Entries:
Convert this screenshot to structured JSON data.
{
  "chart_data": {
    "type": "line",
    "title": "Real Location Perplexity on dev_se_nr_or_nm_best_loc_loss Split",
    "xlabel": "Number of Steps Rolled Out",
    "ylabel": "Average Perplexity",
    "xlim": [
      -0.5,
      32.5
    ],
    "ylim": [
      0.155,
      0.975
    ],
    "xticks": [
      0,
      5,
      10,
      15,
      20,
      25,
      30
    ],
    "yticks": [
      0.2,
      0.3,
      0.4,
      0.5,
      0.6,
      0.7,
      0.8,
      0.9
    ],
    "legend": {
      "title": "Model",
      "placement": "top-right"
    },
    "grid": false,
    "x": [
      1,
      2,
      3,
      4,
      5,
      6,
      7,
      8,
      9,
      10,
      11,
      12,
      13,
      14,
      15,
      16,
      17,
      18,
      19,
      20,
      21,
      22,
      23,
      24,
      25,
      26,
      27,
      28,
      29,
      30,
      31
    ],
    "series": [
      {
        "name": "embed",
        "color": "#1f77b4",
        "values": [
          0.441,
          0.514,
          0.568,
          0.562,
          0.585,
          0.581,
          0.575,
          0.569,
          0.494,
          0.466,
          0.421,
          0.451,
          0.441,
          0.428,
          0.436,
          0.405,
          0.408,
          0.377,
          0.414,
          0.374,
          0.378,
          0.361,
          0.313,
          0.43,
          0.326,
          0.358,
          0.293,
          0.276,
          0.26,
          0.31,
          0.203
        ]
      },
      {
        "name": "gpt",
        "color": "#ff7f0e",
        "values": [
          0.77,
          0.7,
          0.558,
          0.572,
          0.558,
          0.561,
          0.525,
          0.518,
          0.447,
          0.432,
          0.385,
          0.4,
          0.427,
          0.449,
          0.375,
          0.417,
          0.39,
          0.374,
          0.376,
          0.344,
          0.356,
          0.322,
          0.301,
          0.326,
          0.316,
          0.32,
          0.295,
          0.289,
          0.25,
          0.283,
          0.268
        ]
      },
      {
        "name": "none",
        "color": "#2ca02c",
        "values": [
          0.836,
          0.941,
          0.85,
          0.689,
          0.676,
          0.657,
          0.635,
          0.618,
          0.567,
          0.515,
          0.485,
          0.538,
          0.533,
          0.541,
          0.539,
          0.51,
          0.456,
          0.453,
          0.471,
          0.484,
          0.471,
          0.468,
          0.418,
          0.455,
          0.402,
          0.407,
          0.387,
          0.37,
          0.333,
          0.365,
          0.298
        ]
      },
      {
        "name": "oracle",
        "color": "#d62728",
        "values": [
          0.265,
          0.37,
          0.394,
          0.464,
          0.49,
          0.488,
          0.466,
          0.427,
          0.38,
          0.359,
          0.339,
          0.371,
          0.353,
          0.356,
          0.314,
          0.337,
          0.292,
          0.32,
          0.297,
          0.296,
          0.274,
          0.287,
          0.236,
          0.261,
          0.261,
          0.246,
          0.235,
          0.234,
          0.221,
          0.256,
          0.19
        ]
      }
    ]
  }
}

Instruction:
List the lines of the material in which the word "Perplexity" occurs.

Task solution:
    "title": "Real Location Perplexity on dev_se_nr_or_nm_best_loc_loss Split",
    "ylabel": "Average Perplexity",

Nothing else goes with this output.